Required work: Drop all images and give the records again exactly.

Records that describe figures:

***

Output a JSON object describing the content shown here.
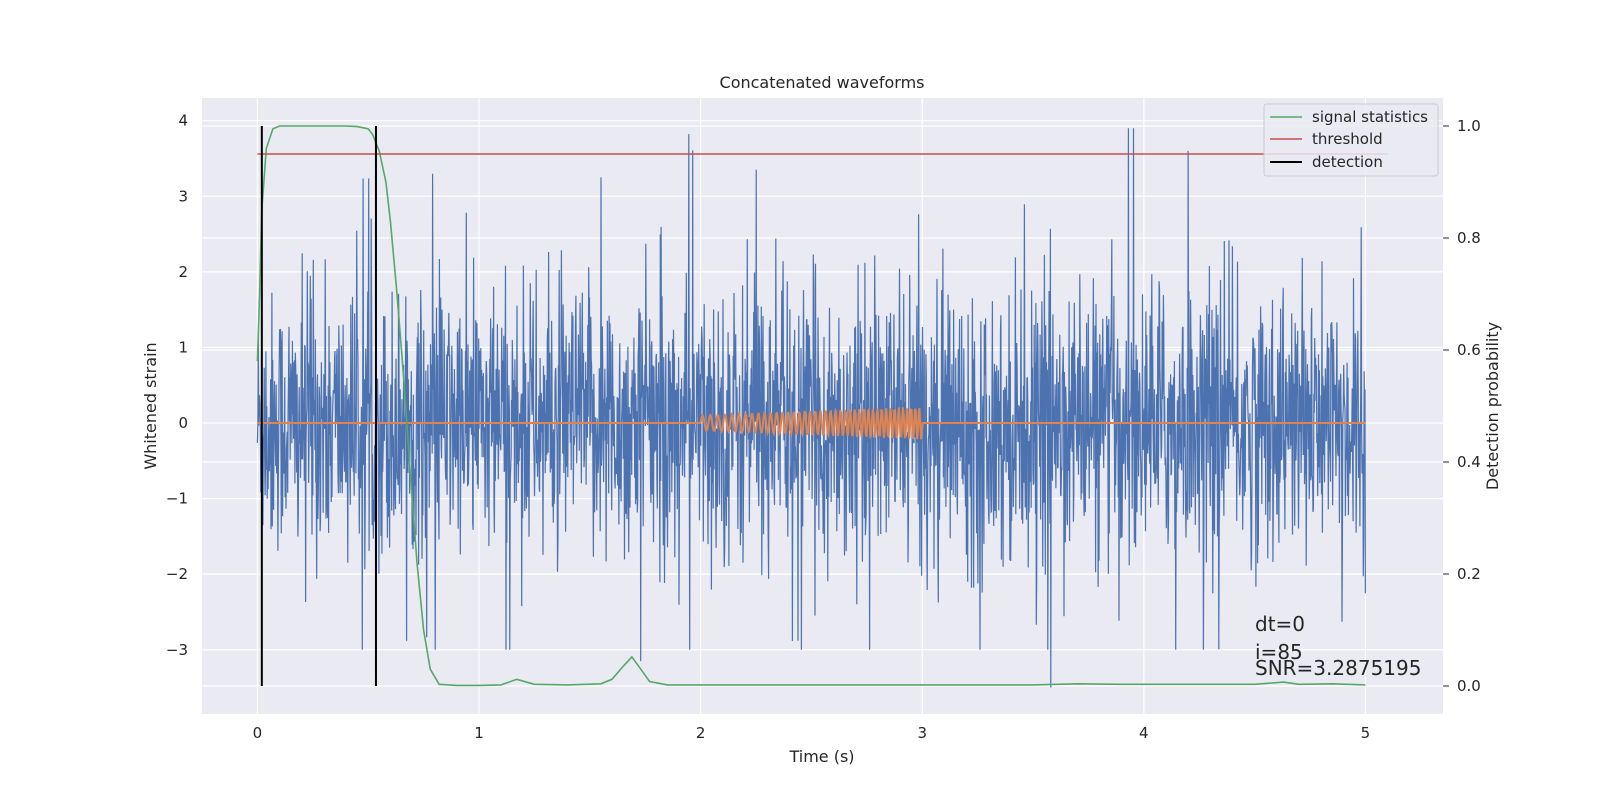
{
  "chart_data": {
    "type": "line",
    "title": "Concatenated waveforms",
    "xlabel": "Time (s)",
    "ylabel": "Whitened strain",
    "ylabel_right": "Detection probability",
    "xlim": [
      -0.25,
      5.35
    ],
    "ylim": [
      -3.85,
      4.3
    ],
    "ylim_right": [
      -0.05,
      1.05
    ],
    "x_ticks": [
      0,
      1,
      2,
      3,
      4,
      5
    ],
    "y_ticks": [
      -3,
      -2,
      -1,
      0,
      1,
      2,
      3,
      4
    ],
    "y_right_ticks": [
      0.0,
      0.2,
      0.4,
      0.6,
      0.8,
      1.0
    ],
    "x_tick_labels": [
      "0",
      "1",
      "2",
      "3",
      "4",
      "5"
    ],
    "y_tick_labels": [
      "−3",
      "−2",
      "−1",
      "0",
      "1",
      "2",
      "3",
      "4"
    ],
    "y_right_tick_labels": [
      "0.0",
      "0.2",
      "0.4",
      "0.6",
      "0.8",
      "1.0"
    ],
    "grid": true,
    "legend_position": "top-right",
    "legend": [
      {
        "label": "signal statistics",
        "color": "#55a868"
      },
      {
        "label": "threshold",
        "color": "#c44e52"
      },
      {
        "label": "detection",
        "color": "#000000"
      }
    ],
    "series": [
      {
        "name": "",
        "kind": "whitened strain noise",
        "axis": "left",
        "color": "#4c72b0",
        "x_range": [
          0,
          5
        ],
        "approx_envelope": [
          -3.0,
          3.9
        ],
        "notable_peaks": [
          {
            "x": 3.93,
            "y": 3.9
          },
          {
            "x": 4.2,
            "y": 3.6
          },
          {
            "x": 1.55,
            "y": 3.25
          },
          {
            "x": 2.25,
            "y": 3.35
          },
          {
            "x": 3.58,
            "y": -3.5
          },
          {
            "x": 1.73,
            "y": -3.15
          }
        ]
      },
      {
        "name": "",
        "kind": "injected waveform",
        "axis": "left",
        "color": "#dd8452",
        "x_range": [
          0,
          5
        ],
        "chirp_start": 2.0,
        "chirp_end": 3.0,
        "amplitude_start": 0.1,
        "amplitude_end": 0.22
      },
      {
        "name": "signal statistics",
        "axis": "right",
        "color": "#55a868",
        "x": [
          0.0,
          0.01,
          0.02,
          0.04,
          0.07,
          0.1,
          0.2,
          0.3,
          0.4,
          0.45,
          0.5,
          0.52,
          0.55,
          0.58,
          0.6,
          0.63,
          0.66,
          0.69,
          0.72,
          0.75,
          0.78,
          0.82,
          0.9,
          1.0,
          1.1,
          1.17,
          1.25,
          1.4,
          1.55,
          1.6,
          1.65,
          1.69,
          1.73,
          1.77,
          1.85,
          2.0,
          2.5,
          3.0,
          3.5,
          3.7,
          3.9,
          4.2,
          4.5,
          4.63,
          4.7,
          4.85,
          5.0
        ],
        "y": [
          0.58,
          0.7,
          0.85,
          0.96,
          0.995,
          1.0,
          1.0,
          1.0,
          1.0,
          0.999,
          0.995,
          0.985,
          0.955,
          0.9,
          0.83,
          0.7,
          0.55,
          0.38,
          0.22,
          0.1,
          0.03,
          0.003,
          0.001,
          0.001,
          0.002,
          0.012,
          0.003,
          0.002,
          0.004,
          0.012,
          0.035,
          0.052,
          0.03,
          0.008,
          0.002,
          0.002,
          0.002,
          0.002,
          0.002,
          0.004,
          0.003,
          0.003,
          0.003,
          0.007,
          0.003,
          0.004,
          0.002
        ]
      },
      {
        "name": "threshold",
        "axis": "right",
        "color": "#c44e52",
        "x": [
          0,
          5.1
        ],
        "y": [
          0.95,
          0.95
        ]
      },
      {
        "name": "detection",
        "axis": "right",
        "color": "#000000",
        "type": "vlines",
        "x": [
          0.02,
          0.535
        ],
        "y_range": [
          0.0,
          1.0
        ]
      }
    ],
    "annotations": [
      "dt=0",
      "i=85",
      "SNR=3.2875195"
    ]
  }
}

***

Written response:
Output a JSON object describing the content shown here.
{
  "chart_data": {
    "type": "line",
    "title": "Concatenated waveforms",
    "xlabel": "Time (s)",
    "ylabel": "Whitened strain",
    "ylabel_right": "Detection probability",
    "xlim": [
      -0.25,
      5.35
    ],
    "ylim": [
      -3.85,
      4.3
    ],
    "ylim_right": [
      -0.05,
      1.05
    ],
    "x_ticks": [
      0,
      1,
      2,
      3,
      4,
      5
    ],
    "y_ticks": [
      -3,
      -2,
      -1,
      0,
      1,
      2,
      3,
      4
    ],
    "y_right_ticks": [
      0.0,
      0.2,
      0.4,
      0.6,
      0.8,
      1.0
    ],
    "x_tick_labels": [
      "0",
      "1",
      "2",
      "3",
      "4",
      "5"
    ],
    "y_tick_labels": [
      "−3",
      "−2",
      "−1",
      "0",
      "1",
      "2",
      "3",
      "4"
    ],
    "y_right_tick_labels": [
      "0.0",
      "0.2",
      "0.4",
      "0.6",
      "0.8",
      "1.0"
    ],
    "grid": true,
    "legend_position": "top-right",
    "legend": [
      {
        "label": "signal statistics",
        "color": "#55a868"
      },
      {
        "label": "threshold",
        "color": "#c44e52"
      },
      {
        "label": "detection",
        "color": "#000000"
      }
    ],
    "series": [
      {
        "name": "",
        "kind": "whitened strain noise",
        "axis": "left",
        "color": "#4c72b0",
        "x_range": [
          0,
          5
        ],
        "approx_envelope": [
          -3.0,
          3.9
        ],
        "notable_peaks": [
          {
            "x": 3.93,
            "y": 3.9
          },
          {
            "x": 4.2,
            "y": 3.6
          },
          {
            "x": 1.55,
            "y": 3.25
          },
          {
            "x": 2.25,
            "y": 3.35
          },
          {
            "x": 3.58,
            "y": -3.5
          },
          {
            "x": 1.73,
            "y": -3.15
          }
        ]
      },
      {
        "name": "",
        "kind": "injected waveform",
        "axis": "left",
        "color": "#dd8452",
        "x_range": [
          0,
          5
        ],
        "chirp_start": 2.0,
        "chirp_end": 3.0,
        "amplitude_start": 0.1,
        "amplitude_end": 0.22
      },
      {
        "name": "signal statistics",
        "axis": "right",
        "color": "#55a868",
        "x": [
          0.0,
          0.01,
          0.02,
          0.04,
          0.07,
          0.1,
          0.2,
          0.3,
          0.4,
          0.45,
          0.5,
          0.52,
          0.55,
          0.58,
          0.6,
          0.63,
          0.66,
          0.69,
          0.72,
          0.75,
          0.78,
          0.82,
          0.9,
          1.0,
          1.1,
          1.17,
          1.25,
          1.4,
          1.55,
          1.6,
          1.65,
          1.69,
          1.73,
          1.77,
          1.85,
          2.0,
          2.5,
          3.0,
          3.5,
          3.7,
          3.9,
          4.2,
          4.5,
          4.63,
          4.7,
          4.85,
          5.0
        ],
        "y": [
          0.58,
          0.7,
          0.85,
          0.96,
          0.995,
          1.0,
          1.0,
          1.0,
          1.0,
          0.999,
          0.995,
          0.985,
          0.955,
          0.9,
          0.83,
          0.7,
          0.55,
          0.38,
          0.22,
          0.1,
          0.03,
          0.003,
          0.001,
          0.001,
          0.002,
          0.012,
          0.003,
          0.002,
          0.004,
          0.012,
          0.035,
          0.052,
          0.03,
          0.008,
          0.002,
          0.002,
          0.002,
          0.002,
          0.002,
          0.004,
          0.003,
          0.003,
          0.003,
          0.007,
          0.003,
          0.004,
          0.002
        ]
      },
      {
        "name": "threshold",
        "axis": "right",
        "color": "#c44e52",
        "x": [
          0,
          5.1
        ],
        "y": [
          0.95,
          0.95
        ]
      },
      {
        "name": "detection",
        "axis": "right",
        "color": "#000000",
        "type": "vlines",
        "x": [
          0.02,
          0.535
        ],
        "y_range": [
          0.0,
          1.0
        ]
      }
    ],
    "annotations": [
      "dt=0",
      "i=85",
      "SNR=3.2875195"
    ]
  }
}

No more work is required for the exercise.